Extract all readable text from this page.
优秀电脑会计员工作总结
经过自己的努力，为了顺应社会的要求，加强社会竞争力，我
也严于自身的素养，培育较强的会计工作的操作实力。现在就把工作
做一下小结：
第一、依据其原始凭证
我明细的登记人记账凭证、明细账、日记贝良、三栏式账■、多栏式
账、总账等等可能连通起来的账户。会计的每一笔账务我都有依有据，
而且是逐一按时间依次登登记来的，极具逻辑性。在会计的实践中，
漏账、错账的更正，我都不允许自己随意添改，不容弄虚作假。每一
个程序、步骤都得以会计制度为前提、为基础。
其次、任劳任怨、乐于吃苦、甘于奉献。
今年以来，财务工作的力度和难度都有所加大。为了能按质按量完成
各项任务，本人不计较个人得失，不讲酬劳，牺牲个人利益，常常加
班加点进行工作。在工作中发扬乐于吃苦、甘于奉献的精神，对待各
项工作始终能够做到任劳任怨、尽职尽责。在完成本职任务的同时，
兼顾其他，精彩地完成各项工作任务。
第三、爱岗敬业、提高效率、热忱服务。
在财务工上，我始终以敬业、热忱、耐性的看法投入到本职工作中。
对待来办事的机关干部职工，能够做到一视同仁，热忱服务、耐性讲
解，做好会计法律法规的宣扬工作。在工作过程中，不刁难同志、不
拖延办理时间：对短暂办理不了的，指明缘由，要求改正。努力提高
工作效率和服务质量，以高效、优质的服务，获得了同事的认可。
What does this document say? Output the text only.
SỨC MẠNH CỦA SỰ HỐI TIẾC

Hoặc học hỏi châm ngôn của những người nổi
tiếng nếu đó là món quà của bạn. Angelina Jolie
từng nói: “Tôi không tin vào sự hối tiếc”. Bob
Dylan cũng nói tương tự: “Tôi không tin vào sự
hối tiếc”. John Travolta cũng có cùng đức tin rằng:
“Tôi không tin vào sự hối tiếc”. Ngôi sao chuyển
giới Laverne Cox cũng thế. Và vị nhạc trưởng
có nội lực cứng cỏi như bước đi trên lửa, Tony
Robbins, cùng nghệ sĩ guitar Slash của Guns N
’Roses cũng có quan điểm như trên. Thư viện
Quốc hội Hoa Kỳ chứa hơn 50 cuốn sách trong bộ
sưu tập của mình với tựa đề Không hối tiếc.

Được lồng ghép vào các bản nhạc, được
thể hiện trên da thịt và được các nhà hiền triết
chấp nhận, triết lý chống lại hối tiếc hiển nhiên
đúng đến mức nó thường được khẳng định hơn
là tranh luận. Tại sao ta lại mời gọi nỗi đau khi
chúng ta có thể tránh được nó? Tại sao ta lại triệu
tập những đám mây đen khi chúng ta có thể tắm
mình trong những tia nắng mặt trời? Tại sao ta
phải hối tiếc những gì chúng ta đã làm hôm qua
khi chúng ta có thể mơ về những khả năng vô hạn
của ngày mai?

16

## Required work
Repeat the material above in full, exactly as it stands.

## Response to the task
Extract all readable text from this page.
优秀电脑会计员工作总结
经过自己的努力，为了顺应社会的要求，加强社会竞争力，我
也严于自身的素养，培育较强的会计工作的操作实力。现在就把工作
做一下小结：
第一、依据其原始凭证
我明细的登记人记账凭证、明细账、日记贝良、三栏式账■、多栏式
账、总账等等可能连通起来的账户。会计的每一笔账务我都有依有据，
而且是逐一按时间依次登登记来的，极具逻辑性。在会计的实践中，
漏账、错账的更正，我都不允许自己随意添改，不容弄虚作假。每一
个程序、步骤都得以会计制度为前提、为基础。
其次、任劳任怨、乐于吃苦、甘于奉献。
今年以来，财务工作的力度和难度都有所加大。为了能按质按量完成
各项任务，本人不计较个人得失，不讲酬劳，牺牲个人利益，常常加
班加点进行工作。在工作中发扬乐于吃苦、甘于奉献的精神，对待各
项工作始终能够做到任劳任怨、尽职尽责。在完成本职任务的同时，
兼顾其他，精彩地完成各项工作任务。
第三、爱岗敬业、提高效率、热忱服务。
在财务工上，我始终以敬业、热忱、耐性的看法投入到本职工作中。
对待来办事的机关干部职工，能够做到一视同仁，热忱服务、耐性讲
解，做好会计法律法规的宣扬工作。在工作过程中，不刁难同志、不
拖延办理时间：对短暂办理不了的，指明缘由，要求改正。努力提高
工作效率和服务质量，以高效、优质的服务，获得了同事的认可。
What does this document say? Output the text only.
SỨC MẠNH CỦA SỰ HỐI TIẾC

Hoặc học hỏi châm ngôn của những người nổi
tiếng nếu đó là món quà của bạn. Angelina Jolie
từng nói: “Tôi không tin vào sự hối tiếc”. Bob
Dylan cũng nói tương tự: “Tôi không tin vào sự
hối tiếc”. John Travolta cũng có cùng đức tin rằng:
“Tôi không tin vào sự hối tiếc”. Ngôi sao chuyển
giới Laverne Cox cũng thế. Và vị nhạc trưởng
có nội lực cứng cỏi như bước đi trên lửa, Tony
Robbins, cùng nghệ sĩ guitar Slash của Guns N
’Roses cũng có quan điểm như trên. Thư viện
Quốc hội Hoa Kỳ chứa hơn 50 cuốn sách trong bộ
sưu tập của mình với tựa đề Không hối tiếc.

Được lồng ghép vào các bản nhạc, được
thể hiện trên da thịt và được các nhà hiền triết
chấp nhận, triết lý chống lại hối tiếc hiển nhiên
đúng đến mức nó thường được khẳng định hơn
là tranh luận. Tại sao ta lại mời gọi nỗi đau khi
chúng ta có thể tránh được nó? Tại sao ta lại triệu
tập những đám mây đen khi chúng ta có thể tắm
mình trong những tia nắng mặt trời? Tại sao ta
phải hối tiếc những gì chúng ta đã làm hôm qua
khi chúng ta có thể mơ về những khả năng vô hạn
của ngày mai?

16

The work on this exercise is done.